Pull out every line from the listing that has the word "amount".
# start of DATA SUPPLIED
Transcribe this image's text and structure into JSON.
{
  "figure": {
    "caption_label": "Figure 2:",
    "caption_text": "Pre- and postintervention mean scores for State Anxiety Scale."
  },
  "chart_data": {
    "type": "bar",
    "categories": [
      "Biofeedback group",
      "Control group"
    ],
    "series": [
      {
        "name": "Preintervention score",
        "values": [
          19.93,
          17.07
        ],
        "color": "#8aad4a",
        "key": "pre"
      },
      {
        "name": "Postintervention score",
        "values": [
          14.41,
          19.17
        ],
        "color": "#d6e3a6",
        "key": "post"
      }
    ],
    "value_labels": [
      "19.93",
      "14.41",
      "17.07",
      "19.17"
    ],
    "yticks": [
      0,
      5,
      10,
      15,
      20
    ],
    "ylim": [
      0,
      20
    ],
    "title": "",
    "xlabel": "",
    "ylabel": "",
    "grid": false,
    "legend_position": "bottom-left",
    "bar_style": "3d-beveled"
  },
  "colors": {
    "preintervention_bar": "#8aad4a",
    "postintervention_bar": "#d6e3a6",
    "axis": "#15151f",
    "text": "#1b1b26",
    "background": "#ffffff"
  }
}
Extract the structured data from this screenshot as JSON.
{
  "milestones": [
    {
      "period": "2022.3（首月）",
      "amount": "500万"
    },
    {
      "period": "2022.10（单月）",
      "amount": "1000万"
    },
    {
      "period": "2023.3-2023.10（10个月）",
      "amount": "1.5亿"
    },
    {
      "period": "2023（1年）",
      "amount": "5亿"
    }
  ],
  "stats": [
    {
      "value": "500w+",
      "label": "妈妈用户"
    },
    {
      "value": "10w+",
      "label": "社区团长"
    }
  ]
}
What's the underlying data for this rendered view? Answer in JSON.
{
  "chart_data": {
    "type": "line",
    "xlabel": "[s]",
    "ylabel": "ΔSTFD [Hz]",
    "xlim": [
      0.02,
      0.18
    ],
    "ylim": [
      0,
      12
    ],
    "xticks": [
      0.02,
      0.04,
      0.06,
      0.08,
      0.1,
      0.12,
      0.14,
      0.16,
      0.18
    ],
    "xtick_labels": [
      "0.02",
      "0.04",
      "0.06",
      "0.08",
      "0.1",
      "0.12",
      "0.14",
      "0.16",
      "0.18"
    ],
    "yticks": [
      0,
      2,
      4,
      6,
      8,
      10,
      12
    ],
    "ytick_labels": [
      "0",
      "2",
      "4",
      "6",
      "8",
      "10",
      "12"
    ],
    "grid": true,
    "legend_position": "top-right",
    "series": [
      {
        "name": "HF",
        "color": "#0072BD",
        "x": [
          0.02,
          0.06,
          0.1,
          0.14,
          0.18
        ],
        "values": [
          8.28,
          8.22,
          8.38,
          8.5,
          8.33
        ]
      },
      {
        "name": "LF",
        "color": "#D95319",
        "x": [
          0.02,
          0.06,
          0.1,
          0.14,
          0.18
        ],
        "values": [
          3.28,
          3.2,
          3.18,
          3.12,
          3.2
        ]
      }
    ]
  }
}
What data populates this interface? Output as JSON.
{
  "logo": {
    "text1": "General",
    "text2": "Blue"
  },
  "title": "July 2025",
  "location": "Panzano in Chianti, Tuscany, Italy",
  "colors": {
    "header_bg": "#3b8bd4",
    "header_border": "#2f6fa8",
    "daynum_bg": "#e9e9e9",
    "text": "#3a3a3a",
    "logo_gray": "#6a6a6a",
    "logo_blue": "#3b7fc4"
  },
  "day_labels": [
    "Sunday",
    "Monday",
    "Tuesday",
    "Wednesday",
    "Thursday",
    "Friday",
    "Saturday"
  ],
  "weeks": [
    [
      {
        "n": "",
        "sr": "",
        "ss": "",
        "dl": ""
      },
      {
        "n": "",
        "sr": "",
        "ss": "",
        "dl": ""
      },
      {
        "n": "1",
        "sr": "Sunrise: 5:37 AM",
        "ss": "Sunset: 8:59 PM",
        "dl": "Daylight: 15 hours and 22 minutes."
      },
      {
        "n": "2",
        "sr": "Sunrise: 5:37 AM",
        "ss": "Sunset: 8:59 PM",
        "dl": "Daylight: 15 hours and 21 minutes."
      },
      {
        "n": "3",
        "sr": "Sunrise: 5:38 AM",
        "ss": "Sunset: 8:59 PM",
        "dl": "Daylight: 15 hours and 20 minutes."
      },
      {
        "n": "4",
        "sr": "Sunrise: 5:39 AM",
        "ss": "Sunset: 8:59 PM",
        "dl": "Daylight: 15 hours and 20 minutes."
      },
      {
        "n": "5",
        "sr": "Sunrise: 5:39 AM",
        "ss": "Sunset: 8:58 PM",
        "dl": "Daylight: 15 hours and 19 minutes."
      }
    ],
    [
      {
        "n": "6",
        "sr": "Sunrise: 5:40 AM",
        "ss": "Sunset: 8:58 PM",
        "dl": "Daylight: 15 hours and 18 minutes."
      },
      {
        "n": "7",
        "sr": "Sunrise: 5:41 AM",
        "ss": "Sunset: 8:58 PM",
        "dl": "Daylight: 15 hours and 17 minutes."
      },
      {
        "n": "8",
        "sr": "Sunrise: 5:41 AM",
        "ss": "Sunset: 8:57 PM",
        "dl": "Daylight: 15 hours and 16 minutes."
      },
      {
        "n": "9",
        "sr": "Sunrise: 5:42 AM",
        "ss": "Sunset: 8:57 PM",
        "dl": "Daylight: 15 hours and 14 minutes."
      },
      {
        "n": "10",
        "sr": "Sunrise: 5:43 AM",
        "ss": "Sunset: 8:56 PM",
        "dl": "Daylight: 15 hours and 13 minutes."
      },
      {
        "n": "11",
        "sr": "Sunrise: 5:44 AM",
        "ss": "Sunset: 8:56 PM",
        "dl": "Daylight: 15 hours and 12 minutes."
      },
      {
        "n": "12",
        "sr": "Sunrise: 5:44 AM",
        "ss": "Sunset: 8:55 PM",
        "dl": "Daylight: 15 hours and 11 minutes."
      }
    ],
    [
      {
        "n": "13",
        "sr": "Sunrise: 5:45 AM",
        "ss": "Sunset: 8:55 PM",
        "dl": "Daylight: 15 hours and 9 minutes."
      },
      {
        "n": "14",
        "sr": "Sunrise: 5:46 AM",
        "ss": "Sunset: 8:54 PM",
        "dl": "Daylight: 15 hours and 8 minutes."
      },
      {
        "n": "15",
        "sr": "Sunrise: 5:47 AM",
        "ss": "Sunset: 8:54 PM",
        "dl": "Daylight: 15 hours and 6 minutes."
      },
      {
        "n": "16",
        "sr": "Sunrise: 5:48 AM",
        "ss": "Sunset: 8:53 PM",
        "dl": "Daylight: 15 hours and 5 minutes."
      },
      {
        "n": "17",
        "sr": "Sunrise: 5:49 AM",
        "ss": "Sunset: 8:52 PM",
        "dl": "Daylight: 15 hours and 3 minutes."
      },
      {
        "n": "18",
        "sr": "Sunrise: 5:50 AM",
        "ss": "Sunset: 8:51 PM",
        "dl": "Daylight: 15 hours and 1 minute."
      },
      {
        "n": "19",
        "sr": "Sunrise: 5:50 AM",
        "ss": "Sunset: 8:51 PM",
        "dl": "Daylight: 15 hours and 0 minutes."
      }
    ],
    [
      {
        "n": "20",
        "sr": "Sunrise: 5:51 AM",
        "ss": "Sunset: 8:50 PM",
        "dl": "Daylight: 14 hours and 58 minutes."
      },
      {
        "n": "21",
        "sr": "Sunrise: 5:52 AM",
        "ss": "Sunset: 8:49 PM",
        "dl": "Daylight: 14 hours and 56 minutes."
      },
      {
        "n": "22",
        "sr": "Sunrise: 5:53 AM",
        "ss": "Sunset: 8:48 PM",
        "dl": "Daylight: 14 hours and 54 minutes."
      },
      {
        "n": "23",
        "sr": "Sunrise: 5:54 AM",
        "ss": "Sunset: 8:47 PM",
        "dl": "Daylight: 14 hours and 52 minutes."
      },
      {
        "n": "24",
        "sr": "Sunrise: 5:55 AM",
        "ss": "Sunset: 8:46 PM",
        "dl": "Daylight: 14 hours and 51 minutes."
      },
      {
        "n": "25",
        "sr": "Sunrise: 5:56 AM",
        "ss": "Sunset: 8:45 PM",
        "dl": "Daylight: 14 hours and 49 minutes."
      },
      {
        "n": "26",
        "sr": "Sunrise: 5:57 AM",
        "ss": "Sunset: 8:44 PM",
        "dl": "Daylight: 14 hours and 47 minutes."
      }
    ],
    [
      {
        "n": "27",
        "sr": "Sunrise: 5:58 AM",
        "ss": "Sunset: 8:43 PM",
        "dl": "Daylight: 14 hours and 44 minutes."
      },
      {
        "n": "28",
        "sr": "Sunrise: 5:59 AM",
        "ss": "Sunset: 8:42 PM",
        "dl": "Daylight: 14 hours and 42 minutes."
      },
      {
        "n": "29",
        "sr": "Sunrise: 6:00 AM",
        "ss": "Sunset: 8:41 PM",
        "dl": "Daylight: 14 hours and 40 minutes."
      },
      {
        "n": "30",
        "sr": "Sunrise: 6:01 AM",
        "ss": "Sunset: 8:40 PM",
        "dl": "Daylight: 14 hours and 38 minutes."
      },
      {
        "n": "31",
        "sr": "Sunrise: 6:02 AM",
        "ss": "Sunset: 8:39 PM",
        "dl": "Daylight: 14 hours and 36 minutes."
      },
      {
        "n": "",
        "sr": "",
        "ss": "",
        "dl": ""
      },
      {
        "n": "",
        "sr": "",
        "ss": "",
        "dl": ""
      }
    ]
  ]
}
# end of DATA SUPPLIED
**RESPONSE TO THE EXERCISE:**
      "amount": "500万"
      "amount": "1000万"
      "amount": "1.5亿"
      "amount": "5亿"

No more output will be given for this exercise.